GIVEN PROBLEM ▸ Pull each line holding the word "Makefile" from the data.

SUPPLIED DATA ▸
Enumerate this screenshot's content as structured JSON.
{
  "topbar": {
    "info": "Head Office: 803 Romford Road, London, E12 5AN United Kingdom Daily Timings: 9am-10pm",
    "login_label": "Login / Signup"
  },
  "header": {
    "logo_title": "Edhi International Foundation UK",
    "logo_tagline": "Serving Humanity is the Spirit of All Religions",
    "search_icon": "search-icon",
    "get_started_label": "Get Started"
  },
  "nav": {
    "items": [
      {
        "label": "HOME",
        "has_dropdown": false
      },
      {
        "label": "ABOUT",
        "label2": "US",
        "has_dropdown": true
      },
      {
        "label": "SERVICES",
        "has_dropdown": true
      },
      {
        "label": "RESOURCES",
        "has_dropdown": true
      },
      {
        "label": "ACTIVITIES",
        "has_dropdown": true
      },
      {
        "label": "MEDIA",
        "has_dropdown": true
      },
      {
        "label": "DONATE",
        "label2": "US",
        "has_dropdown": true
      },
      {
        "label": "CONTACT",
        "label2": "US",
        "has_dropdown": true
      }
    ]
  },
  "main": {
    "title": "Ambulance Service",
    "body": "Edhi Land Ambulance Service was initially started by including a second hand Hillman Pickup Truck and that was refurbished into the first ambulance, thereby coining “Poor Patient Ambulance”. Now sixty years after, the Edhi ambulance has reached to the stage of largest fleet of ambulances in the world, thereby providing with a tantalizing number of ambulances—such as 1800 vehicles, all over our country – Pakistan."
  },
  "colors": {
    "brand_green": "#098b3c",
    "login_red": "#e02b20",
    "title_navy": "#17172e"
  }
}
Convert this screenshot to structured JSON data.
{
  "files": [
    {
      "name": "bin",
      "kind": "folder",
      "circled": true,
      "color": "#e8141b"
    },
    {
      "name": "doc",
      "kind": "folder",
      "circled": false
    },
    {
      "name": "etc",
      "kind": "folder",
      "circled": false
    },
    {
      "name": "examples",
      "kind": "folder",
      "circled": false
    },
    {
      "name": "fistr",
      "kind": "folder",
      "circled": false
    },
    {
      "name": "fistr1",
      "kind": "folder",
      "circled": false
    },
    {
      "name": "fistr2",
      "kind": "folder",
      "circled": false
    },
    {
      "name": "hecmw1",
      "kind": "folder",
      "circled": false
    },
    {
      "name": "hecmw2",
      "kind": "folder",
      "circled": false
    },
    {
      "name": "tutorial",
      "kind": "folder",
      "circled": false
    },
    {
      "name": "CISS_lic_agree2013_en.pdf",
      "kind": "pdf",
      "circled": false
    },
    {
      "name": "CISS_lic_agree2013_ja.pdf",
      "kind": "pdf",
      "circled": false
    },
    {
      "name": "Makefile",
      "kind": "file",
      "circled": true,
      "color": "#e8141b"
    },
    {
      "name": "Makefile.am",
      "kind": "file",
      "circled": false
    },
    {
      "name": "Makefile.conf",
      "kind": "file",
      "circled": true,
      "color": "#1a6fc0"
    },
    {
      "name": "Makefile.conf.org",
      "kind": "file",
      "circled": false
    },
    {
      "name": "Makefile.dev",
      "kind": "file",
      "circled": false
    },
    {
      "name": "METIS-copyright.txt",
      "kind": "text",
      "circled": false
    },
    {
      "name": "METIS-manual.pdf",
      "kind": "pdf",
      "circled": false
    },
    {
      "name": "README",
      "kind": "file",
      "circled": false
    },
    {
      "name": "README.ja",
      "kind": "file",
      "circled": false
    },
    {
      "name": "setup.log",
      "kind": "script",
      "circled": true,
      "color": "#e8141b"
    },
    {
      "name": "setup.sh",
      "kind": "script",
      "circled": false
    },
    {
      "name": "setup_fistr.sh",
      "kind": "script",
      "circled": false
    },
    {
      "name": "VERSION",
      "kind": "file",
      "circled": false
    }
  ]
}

ANSWER FOR THIS EXERCISE ▸
      "name": "Makefile",
      "name": "Makefile.am",
      "name": "Makefile.conf",
      "name": "Makefile.conf.org",
      "name": "Makefile.dev",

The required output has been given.